EXERCISE
Copy the following data line for line, changing nothing.

EXERCISE INPUT
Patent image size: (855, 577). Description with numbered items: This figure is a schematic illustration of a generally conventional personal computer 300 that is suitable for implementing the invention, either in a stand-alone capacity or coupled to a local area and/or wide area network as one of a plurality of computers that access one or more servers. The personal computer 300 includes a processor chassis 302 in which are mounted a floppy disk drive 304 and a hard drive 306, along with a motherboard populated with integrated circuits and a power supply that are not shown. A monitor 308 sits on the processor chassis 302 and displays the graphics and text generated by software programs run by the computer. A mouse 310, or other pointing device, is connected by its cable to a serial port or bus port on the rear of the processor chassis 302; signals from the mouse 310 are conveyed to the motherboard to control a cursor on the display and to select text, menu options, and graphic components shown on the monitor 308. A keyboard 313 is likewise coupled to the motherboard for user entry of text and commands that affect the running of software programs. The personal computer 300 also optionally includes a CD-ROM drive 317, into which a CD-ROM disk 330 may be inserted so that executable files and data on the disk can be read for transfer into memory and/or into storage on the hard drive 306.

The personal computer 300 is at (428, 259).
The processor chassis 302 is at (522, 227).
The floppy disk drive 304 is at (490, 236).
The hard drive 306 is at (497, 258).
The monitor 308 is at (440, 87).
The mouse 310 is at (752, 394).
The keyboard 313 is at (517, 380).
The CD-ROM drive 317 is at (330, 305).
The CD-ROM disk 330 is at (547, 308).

RESULT FOR THIS TASK
Patent image size: (855, 577). Description with numbered items: This figure is a schematic illustration of a generally conventional personal computer 300 that is suitable for implementing the invention, either in a stand-alone capacity or coupled to a local area and/or wide area network as one of a plurality of computers that access one or more servers. The personal computer 300 includes a processor chassis 302 in which are mounted a floppy disk drive 304 and a hard drive 306, along with a motherboard populated with integrated circuits and a power supply that are not shown. A monitor 308 sits on the processor chassis 302 and displays the graphics and text generated by software programs run by the computer. A mouse 310, or other pointing device, is connected by its cable to a serial port or bus port on the rear of the processor chassis 302; signals from the mouse 310 are conveyed to the motherboard to control a cursor on the display and to select text, menu options, and graphic components shown on the monitor 308. A keyboard 313 is likewise coupled to the motherboard for user entry of text and commands that affect the running of software programs. The personal computer 300 also optionally includes a CD-ROM drive 317, into which a CD-ROM disk 330 may be inserted so that executable files and data on the disk can be read for transfer into memory and/or into storage on the hard drive 306.

The personal computer 300 is at (428, 259).
The processor chassis 302 is at (522, 227).
The floppy disk drive 304 is at (490, 236).
The hard drive 306 is at (497, 258).
The monitor 308 is at (440, 87).
The mouse 310 is at (752, 394).
The keyboard 313 is at (517, 380).
The CD-ROM drive 317 is at (330, 305).
The CD-ROM disk 330 is at (547, 308).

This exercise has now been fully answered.